Stored rows:
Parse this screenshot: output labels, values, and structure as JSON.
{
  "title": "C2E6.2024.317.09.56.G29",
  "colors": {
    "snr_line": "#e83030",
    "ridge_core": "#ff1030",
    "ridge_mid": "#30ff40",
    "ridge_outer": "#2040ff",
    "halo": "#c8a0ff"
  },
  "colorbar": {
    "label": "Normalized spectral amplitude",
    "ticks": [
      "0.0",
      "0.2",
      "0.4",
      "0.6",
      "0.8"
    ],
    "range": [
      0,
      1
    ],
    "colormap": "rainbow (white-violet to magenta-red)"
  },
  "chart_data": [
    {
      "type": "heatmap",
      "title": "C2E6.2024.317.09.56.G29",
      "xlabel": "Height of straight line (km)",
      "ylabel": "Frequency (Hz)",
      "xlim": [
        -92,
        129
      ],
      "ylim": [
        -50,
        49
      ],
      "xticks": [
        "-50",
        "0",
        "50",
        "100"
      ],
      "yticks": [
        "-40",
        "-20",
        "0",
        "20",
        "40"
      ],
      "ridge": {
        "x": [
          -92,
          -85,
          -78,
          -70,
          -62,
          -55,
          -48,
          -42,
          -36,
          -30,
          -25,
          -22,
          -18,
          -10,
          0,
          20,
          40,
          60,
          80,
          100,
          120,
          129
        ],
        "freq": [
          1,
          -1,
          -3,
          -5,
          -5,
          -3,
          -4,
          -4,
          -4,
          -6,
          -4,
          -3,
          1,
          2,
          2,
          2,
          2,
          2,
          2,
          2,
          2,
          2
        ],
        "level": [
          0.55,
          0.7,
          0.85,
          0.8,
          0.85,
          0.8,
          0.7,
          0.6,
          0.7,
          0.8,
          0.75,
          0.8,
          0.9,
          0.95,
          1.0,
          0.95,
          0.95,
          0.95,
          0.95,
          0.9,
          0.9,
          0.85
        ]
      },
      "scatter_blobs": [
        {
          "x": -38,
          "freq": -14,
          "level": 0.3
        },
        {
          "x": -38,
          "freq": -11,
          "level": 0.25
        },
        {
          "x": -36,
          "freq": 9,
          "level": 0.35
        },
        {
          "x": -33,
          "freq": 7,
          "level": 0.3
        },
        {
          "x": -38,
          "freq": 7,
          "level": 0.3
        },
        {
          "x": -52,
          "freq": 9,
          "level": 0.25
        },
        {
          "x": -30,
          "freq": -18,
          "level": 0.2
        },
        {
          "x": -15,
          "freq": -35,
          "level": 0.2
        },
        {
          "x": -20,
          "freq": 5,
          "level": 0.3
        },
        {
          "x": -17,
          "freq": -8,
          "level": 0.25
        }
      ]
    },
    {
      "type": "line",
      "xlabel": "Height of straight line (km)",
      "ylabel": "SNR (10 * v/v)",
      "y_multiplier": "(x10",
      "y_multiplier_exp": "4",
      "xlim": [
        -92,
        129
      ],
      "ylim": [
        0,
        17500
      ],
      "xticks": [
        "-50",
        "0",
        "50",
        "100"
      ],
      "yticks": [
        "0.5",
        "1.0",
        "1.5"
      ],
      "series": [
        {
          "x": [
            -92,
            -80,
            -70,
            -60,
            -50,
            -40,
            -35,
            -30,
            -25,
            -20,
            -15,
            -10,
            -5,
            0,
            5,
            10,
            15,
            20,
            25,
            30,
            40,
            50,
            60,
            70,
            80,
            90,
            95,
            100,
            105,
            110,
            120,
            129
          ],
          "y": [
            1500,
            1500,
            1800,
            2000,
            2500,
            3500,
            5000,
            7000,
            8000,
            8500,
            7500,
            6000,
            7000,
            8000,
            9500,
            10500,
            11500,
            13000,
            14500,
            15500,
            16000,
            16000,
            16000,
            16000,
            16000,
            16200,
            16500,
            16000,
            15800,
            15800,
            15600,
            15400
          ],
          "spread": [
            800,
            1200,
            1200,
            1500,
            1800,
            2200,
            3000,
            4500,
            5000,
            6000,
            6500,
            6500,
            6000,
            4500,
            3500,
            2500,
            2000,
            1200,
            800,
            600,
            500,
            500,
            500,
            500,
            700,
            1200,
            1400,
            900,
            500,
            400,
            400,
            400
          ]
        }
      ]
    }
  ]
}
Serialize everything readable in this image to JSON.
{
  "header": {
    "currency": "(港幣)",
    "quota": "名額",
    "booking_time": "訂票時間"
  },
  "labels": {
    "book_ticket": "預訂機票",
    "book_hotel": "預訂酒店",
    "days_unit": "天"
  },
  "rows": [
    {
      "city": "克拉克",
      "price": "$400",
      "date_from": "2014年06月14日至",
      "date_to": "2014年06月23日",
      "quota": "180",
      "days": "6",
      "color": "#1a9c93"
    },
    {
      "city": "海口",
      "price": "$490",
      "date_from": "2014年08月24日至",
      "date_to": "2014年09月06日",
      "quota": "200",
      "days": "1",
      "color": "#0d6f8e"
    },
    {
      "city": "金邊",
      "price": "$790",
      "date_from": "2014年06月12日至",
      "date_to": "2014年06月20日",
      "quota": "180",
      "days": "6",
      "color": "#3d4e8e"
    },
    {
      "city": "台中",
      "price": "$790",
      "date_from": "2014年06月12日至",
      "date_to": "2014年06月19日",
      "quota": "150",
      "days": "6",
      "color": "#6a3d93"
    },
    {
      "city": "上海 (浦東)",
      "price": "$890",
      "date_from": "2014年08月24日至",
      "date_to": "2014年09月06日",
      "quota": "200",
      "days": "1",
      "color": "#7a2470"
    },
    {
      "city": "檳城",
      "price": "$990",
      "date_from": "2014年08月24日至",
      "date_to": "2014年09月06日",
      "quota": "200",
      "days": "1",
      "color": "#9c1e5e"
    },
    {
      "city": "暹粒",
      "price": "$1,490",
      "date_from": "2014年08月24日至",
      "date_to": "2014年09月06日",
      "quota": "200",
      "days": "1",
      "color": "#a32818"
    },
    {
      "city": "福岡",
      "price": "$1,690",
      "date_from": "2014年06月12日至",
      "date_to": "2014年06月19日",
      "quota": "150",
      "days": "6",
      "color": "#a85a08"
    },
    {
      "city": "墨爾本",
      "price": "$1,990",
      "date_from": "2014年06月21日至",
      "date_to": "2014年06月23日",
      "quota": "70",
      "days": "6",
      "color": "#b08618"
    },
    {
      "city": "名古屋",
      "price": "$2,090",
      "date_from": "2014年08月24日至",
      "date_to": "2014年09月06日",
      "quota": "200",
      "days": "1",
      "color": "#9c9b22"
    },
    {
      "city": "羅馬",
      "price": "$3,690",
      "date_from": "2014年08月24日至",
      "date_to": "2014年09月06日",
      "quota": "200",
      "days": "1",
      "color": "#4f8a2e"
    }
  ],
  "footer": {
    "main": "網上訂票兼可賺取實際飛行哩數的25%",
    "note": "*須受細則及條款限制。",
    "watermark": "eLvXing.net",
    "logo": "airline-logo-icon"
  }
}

Task instructions: Above are the records; retype them all without a single difference.

Result for this exercise:
Parse this screenshot: output labels, values, and structure as JSON.
{
  "title": "C2E6.2024.317.09.56.G29",
  "colors": {
    "snr_line": "#e83030",
    "ridge_core": "#ff1030",
    "ridge_mid": "#30ff40",
    "ridge_outer": "#2040ff",
    "halo": "#c8a0ff"
  },
  "colorbar": {
    "label": "Normalized spectral amplitude",
    "ticks": [
      "0.0",
      "0.2",
      "0.4",
      "0.6",
      "0.8"
    ],
    "range": [
      0,
      1
    ],
    "colormap": "rainbow (white-violet to magenta-red)"
  },
  "chart_data": [
    {
      "type": "heatmap",
      "title": "C2E6.2024.317.09.56.G29",
      "xlabel": "Height of straight line (km)",
      "ylabel": "Frequency (Hz)",
      "xlim": [
        -92,
        129
      ],
      "ylim": [
        -50,
        49
      ],
      "xticks": [
        "-50",
        "0",
        "50",
        "100"
      ],
      "yticks": [
        "-40",
        "-20",
        "0",
        "20",
        "40"
      ],
      "ridge": {
        "x": [
          -92,
          -85,
          -78,
          -70,
          -62,
          -55,
          -48,
          -42,
          -36,
          -30,
          -25,
          -22,
          -18,
          -10,
          0,
          20,
          40,
          60,
          80,
          100,
          120,
          129
        ],
        "freq": [
          1,
          -1,
          -3,
          -5,
          -5,
          -3,
          -4,
          -4,
          -4,
          -6,
          -4,
          -3,
          1,
          2,
          2,
          2,
          2,
          2,
          2,
          2,
          2,
          2
        ],
        "level": [
          0.55,
          0.7,
          0.85,
          0.8,
          0.85,
          0.8,
          0.7,
          0.6,
          0.7,
          0.8,
          0.75,
          0.8,
          0.9,
          0.95,
          1.0,
          0.95,
          0.95,
          0.95,
          0.95,
          0.9,
          0.9,
          0.85
        ]
      },
      "scatter_blobs": [
        {
          "x": -38,
          "freq": -14,
          "level": 0.3
        },
        {
          "x": -38,
          "freq": -11,
          "level": 0.25
        },
        {
          "x": -36,
          "freq": 9,
          "level": 0.35
        },
        {
          "x": -33,
          "freq": 7,
          "level": 0.3
        },
        {
          "x": -38,
          "freq": 7,
          "level": 0.3
        },
        {
          "x": -52,
          "freq": 9,
          "level": 0.25
        },
        {
          "x": -30,
          "freq": -18,
          "level": 0.2
        },
        {
          "x": -15,
          "freq": -35,
          "level": 0.2
        },
        {
          "x": -20,
          "freq": 5,
          "level": 0.3
        },
        {
          "x": -17,
          "freq": -8,
          "level": 0.25
        }
      ]
    },
    {
      "type": "line",
      "xlabel": "Height of straight line (km)",
      "ylabel": "SNR (10 * v/v)",
      "y_multiplier": "(x10",
      "y_multiplier_exp": "4",
      "xlim": [
        -92,
        129
      ],
      "ylim": [
        0,
        17500
      ],
      "xticks": [
        "-50",
        "0",
        "50",
        "100"
      ],
      "yticks": [
        "0.5",
        "1.0",
        "1.5"
      ],
      "series": [
        {
          "x": [
            -92,
            -80,
            -70,
            -60,
            -50,
            -40,
            -35,
            -30,
            -25,
            -20,
            -15,
            -10,
            -5,
            0,
            5,
            10,
            15,
            20,
            25,
            30,
            40,
            50,
            60,
            70,
            80,
            90,
            95,
            100,
            105,
            110,
            120,
            129
          ],
          "y": [
            1500,
            1500,
            1800,
            2000,
            2500,
            3500,
            5000,
            7000,
            8000,
            8500,
            7500,
            6000,
            7000,
            8000,
            9500,
            10500,
            11500,
            13000,
            14500,
            15500,
            16000,
            16000,
            16000,
            16000,
            16000,
            16200,
            16500,
            16000,
            15800,
            15800,
            15600,
            15400
          ],
          "spread": [
            800,
            1200,
            1200,
            1500,
            1800,
            2200,
            3000,
            4500,
            5000,
            6000,
            6500,
            6500,
            6000,
            4500,
            3500,
            2500,
            2000,
            1200,
            800,
            600,
            500,
            500,
            500,
            500,
            700,
            1200,
            1400,
            900,
            500,
            400,
            400,
            400
          ]
        }
      ]
    }
  ]
}
Serialize everything readable in this image to JSON.
{
  "header": {
    "currency": "(港幣)",
    "quota": "名額",
    "booking_time": "訂票時間"
  },
  "labels": {
    "book_ticket": "預訂機票",
    "book_hotel": "預訂酒店",
    "days_unit": "天"
  },
  "rows": [
    {
      "city": "克拉克",
      "price": "$400",
      "date_from": "2014年06月14日至",
      "date_to": "2014年06月23日",
      "quota": "180",
      "days": "6",
      "color": "#1a9c93"
    },
    {
      "city": "海口",
      "price": "$490",
      "date_from": "2014年08月24日至",
      "date_to": "2014年09月06日",
      "quota": "200",
      "days": "1",
      "color": "#0d6f8e"
    },
    {
      "city": "金邊",
      "price": "$790",
      "date_from": "2014年06月12日至",
      "date_to": "2014年06月20日",
      "quota": "180",
      "days": "6",
      "color": "#3d4e8e"
    },
    {
      "city": "台中",
      "price": "$790",
      "date_from": "2014年06月12日至",
      "date_to": "2014年06月19日",
      "quota": "150",
      "days": "6",
      "color": "#6a3d93"
    },
    {
      "city": "上海 (浦東)",
      "price": "$890",
      "date_from": "2014年08月24日至",
      "date_to": "2014年09月06日",
      "quota": "200",
      "days": "1",
      "color": "#7a2470"
    },
    {
      "city": "檳城",
      "price": "$990",
      "date_from": "2014年08月24日至",
      "date_to": "2014年09月06日",
      "quota": "200",
      "days": "1",
      "color": "#9c1e5e"
    },
    {
      "city": "暹粒",
      "price": "$1,490",
      "date_from": "2014年08月24日至",
      "date_to": "2014年09月06日",
      "quota": "200",
      "days": "1",
      "color": "#a32818"
    },
    {
      "city": "福岡",
      "price": "$1,690",
      "date_from": "2014年06月12日至",
      "date_to": "2014年06月19日",
      "quota": "150",
      "days": "6",
      "color": "#a85a08"
    },
    {
      "city": "墨爾本",
      "price": "$1,990",
      "date_from": "2014年06月21日至",
      "date_to": "2014年06月23日",
      "quota": "70",
      "days": "6",
      "color": "#b08618"
    },
    {
      "city": "名古屋",
      "price": "$2,090",
      "date_from": "2014年08月24日至",
      "date_to": "2014年09月06日",
      "quota": "200",
      "days": "1",
      "color": "#9c9b22"
    },
    {
      "city": "羅馬",
      "price": "$3,690",
      "date_from": "2014年08月24日至",
      "date_to": "2014年09月06日",
      "quota": "200",
      "days": "1",
      "color": "#4f8a2e"
    }
  ],
  "footer": {
    "main": "網上訂票兼可賺取實際飛行哩數的25%",
    "note": "*須受細則及條款限制。",
    "watermark": "eLvXing.net",
    "logo": "airline-logo-icon"
  }
}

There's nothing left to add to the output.